··· INPUT
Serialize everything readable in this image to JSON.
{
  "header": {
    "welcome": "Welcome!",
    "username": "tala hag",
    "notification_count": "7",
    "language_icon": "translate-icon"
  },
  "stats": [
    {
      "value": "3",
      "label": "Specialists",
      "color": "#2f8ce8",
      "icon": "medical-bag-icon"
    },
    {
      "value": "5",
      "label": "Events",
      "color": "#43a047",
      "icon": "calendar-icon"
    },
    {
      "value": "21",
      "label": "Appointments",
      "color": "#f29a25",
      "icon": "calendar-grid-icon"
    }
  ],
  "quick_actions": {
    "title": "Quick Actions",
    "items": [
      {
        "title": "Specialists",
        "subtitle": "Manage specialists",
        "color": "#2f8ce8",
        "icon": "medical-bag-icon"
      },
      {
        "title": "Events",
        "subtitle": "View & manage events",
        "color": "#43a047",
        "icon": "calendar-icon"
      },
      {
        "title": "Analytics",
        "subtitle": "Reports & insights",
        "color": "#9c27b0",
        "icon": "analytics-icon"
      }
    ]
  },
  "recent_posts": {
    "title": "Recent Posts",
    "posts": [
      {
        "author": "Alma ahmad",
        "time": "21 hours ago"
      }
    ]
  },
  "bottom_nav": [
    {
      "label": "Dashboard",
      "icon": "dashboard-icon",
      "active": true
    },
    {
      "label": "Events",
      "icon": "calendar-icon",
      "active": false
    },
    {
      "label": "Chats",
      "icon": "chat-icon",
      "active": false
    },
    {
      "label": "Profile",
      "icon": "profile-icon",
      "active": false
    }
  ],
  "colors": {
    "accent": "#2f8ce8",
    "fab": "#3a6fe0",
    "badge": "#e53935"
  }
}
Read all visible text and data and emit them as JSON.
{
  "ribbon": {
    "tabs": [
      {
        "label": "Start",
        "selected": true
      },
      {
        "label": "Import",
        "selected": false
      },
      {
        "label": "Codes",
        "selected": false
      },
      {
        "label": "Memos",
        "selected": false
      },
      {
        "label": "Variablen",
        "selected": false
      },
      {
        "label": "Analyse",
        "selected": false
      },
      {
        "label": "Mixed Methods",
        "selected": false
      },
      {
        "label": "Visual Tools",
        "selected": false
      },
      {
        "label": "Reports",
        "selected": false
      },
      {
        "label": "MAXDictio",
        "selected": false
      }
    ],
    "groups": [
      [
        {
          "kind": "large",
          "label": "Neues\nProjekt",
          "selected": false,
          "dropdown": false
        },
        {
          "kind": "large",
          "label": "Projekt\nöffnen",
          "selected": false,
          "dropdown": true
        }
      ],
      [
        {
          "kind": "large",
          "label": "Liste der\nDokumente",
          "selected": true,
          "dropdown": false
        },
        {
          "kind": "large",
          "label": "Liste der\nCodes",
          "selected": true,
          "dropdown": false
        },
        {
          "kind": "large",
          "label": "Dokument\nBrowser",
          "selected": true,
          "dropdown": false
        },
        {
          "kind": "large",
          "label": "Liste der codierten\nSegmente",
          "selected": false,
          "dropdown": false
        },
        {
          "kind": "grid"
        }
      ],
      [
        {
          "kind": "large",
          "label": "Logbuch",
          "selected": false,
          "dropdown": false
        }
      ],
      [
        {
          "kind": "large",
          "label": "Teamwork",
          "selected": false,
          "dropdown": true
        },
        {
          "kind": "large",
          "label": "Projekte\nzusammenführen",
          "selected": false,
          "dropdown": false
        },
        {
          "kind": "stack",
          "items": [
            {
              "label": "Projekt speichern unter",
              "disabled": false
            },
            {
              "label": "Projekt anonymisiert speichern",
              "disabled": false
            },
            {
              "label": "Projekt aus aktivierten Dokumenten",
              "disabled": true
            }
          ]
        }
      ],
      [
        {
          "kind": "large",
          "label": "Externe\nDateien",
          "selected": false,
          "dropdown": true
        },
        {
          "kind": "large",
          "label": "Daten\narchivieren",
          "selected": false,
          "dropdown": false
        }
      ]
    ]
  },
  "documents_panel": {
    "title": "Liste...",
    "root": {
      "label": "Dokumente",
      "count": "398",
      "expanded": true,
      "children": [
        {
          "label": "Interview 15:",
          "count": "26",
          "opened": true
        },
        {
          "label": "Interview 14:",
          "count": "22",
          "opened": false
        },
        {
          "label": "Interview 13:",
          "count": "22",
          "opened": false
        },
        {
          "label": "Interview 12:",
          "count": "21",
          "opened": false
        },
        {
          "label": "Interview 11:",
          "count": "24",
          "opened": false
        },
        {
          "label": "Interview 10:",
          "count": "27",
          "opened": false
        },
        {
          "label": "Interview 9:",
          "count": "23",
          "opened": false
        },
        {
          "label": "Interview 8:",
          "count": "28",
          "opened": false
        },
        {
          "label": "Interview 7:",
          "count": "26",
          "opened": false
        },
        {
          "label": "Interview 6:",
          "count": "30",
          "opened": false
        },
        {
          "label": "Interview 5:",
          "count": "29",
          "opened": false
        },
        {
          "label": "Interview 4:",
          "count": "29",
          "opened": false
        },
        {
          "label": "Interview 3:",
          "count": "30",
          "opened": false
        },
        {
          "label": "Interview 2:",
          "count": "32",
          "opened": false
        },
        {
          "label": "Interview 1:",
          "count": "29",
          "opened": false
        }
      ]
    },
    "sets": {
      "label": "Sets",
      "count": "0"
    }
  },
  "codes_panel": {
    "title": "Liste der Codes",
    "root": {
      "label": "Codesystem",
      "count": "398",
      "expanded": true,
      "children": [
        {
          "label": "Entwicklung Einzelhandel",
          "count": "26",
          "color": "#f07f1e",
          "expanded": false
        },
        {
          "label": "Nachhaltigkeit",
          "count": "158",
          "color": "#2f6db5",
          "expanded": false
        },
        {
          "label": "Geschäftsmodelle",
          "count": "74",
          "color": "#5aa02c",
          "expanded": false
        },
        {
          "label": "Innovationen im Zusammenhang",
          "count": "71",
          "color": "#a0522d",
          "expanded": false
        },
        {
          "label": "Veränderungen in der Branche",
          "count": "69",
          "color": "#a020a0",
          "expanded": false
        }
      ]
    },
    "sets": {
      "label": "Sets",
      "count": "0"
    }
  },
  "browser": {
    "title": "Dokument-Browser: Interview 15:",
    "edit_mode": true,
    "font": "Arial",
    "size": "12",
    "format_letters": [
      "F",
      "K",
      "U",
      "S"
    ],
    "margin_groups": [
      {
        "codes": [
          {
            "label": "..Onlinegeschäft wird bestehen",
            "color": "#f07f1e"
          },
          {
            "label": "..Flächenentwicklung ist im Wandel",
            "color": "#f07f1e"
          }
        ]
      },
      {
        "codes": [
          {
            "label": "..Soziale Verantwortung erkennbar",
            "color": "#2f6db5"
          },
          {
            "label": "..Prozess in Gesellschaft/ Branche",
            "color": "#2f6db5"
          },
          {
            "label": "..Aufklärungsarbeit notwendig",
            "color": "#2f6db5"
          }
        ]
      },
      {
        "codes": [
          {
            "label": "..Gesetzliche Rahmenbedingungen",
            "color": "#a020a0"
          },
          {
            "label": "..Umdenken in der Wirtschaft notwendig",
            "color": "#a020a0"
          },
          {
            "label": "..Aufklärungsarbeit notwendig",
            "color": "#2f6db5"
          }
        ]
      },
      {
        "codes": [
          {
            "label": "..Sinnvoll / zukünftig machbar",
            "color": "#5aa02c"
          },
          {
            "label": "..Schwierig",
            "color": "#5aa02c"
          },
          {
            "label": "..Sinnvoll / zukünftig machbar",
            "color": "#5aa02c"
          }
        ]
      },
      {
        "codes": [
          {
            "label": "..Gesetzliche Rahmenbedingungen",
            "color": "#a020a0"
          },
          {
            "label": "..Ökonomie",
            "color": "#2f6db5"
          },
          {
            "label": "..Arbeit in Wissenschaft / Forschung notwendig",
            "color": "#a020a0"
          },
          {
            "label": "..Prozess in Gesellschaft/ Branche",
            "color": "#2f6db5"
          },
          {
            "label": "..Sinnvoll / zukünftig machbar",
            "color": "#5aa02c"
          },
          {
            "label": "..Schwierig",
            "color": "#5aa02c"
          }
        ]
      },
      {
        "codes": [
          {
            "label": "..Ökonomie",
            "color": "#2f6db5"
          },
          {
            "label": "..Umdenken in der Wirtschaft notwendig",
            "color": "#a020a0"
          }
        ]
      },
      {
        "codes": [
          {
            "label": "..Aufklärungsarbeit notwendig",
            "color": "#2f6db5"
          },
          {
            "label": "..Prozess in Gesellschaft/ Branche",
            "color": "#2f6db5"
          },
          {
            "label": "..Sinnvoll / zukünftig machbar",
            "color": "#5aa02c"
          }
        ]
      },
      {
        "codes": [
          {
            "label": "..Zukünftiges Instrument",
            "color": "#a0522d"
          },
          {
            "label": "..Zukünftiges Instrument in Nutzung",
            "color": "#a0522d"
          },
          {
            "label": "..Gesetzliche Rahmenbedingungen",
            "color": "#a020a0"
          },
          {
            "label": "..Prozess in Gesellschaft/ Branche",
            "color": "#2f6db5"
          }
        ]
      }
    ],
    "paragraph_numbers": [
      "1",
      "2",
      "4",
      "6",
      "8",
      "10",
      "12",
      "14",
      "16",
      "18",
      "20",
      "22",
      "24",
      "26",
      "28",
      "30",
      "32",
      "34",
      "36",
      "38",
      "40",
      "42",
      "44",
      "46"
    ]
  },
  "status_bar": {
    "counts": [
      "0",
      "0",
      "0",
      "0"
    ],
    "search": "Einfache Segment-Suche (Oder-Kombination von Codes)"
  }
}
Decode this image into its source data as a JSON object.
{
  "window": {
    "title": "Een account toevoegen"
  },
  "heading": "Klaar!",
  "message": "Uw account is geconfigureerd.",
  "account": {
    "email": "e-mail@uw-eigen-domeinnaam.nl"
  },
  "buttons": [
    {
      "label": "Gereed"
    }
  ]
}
······
Restate the final lines of the listing above word for word, beginning at the line that contains "Decode this image".

Decode this image into its source data as a JSON object.
{
  "window": {
    "title": "Een account toevoegen"
  },
  "heading": "Klaar!",
  "message": "Uw account is geconfigureerd.",
  "account": {
    "email": "e-mail@uw-eigen-domeinnaam.nl"
  },
  "buttons": [
    {
      "label": "Gereed"
    }
  ]
}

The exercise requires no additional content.